# Objective
Output every record word for word.

[Items from a dataset]
>> start
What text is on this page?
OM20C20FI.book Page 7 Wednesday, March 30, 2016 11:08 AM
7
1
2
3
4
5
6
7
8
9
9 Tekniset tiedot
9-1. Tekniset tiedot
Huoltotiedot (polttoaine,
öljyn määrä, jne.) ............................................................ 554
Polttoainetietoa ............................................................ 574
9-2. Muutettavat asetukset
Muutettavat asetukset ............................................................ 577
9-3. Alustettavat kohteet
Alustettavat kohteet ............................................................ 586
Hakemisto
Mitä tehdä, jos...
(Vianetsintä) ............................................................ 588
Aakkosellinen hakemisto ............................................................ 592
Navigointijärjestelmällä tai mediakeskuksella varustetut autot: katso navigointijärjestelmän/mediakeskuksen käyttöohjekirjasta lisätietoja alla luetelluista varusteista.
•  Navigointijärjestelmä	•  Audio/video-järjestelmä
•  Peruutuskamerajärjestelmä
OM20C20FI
>> end
# Task answer
What text is on this page?
OM20C20FI.book Page 7 Wednesday, March 30, 2016 11:08 AM
7
1
2
3
4
5
6
7
8
9
9 Tekniset tiedot
9-1. Tekniset tiedot
Huoltotiedot (polttoaine,
öljyn määrä, jne.) ............................................................ 554
Polttoainetietoa ............................................................ 574
9-2. Muutettavat asetukset
Muutettavat asetukset ............................................................ 577
9-3. Alustettavat kohteet
Alustettavat kohteet ............................................................ 586
Hakemisto
Mitä tehdä, jos...
(Vianetsintä) ............................................................ 588
Aakkosellinen hakemisto ............................................................ 592
Navigointijärjestelmällä tai mediakeskuksella varustetut autot: katso navigointijärjestelmän/mediakeskuksen käyttöohjekirjasta lisätietoja alla luetelluista varusteista.
•  Navigointijärjestelmä	•  Audio/video-järjestelmä
•  Peruutuskamerajärjestelmä
OM20C20FI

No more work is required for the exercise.